===== Input for this task

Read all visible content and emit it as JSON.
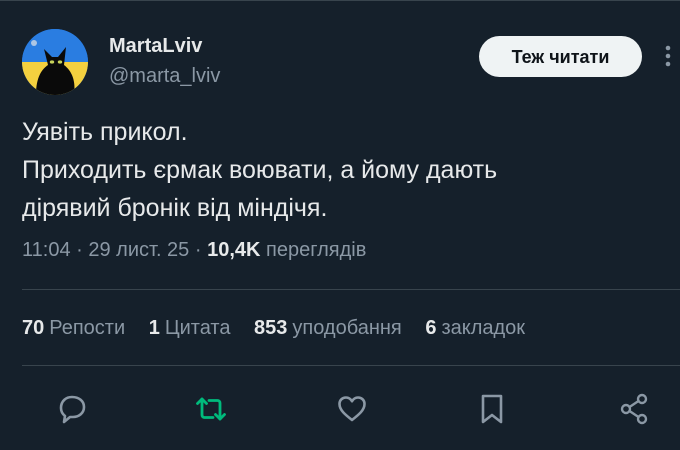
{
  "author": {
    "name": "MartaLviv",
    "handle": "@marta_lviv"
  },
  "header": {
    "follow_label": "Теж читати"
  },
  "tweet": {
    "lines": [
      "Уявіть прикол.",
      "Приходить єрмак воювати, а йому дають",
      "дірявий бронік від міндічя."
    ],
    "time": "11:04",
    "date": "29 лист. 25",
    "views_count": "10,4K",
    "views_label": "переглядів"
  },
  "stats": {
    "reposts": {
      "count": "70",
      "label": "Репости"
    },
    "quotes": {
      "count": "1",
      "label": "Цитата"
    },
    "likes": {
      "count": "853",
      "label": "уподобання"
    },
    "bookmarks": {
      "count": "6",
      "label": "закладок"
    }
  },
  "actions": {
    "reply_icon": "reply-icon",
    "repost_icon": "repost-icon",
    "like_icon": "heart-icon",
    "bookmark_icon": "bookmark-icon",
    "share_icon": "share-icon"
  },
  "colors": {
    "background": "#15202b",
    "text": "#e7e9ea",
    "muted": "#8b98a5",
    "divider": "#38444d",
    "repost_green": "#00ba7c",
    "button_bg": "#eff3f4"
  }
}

==========
===== Input for this task

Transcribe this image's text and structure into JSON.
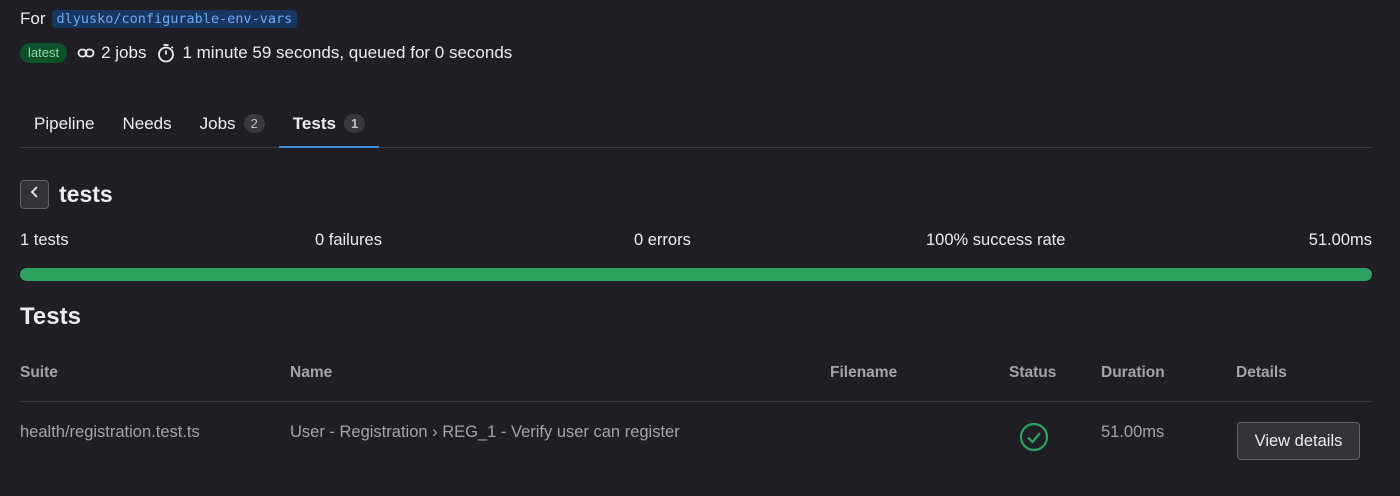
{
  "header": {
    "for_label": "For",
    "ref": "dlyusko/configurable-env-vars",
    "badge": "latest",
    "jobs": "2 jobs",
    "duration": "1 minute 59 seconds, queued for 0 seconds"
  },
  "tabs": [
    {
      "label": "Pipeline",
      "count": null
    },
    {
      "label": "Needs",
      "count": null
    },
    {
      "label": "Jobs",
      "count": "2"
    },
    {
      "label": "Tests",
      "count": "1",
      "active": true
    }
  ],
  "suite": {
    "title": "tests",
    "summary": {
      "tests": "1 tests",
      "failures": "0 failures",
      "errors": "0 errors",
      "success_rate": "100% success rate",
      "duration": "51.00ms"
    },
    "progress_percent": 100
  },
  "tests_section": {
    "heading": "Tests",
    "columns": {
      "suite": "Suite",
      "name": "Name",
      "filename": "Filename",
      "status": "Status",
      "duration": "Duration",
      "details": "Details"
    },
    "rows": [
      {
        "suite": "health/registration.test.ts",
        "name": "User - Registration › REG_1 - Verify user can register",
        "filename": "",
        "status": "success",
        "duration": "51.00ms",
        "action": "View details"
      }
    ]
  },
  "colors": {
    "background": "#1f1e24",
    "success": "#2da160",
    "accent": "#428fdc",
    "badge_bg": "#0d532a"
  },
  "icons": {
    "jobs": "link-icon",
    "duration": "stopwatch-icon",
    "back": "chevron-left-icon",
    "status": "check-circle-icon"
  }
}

==========

Choose all lines containing the string "suite" and copy them out.

== Reply ==
  "suite": {
      "suite": "Suite",
        "suite": "health/registration.test.ts",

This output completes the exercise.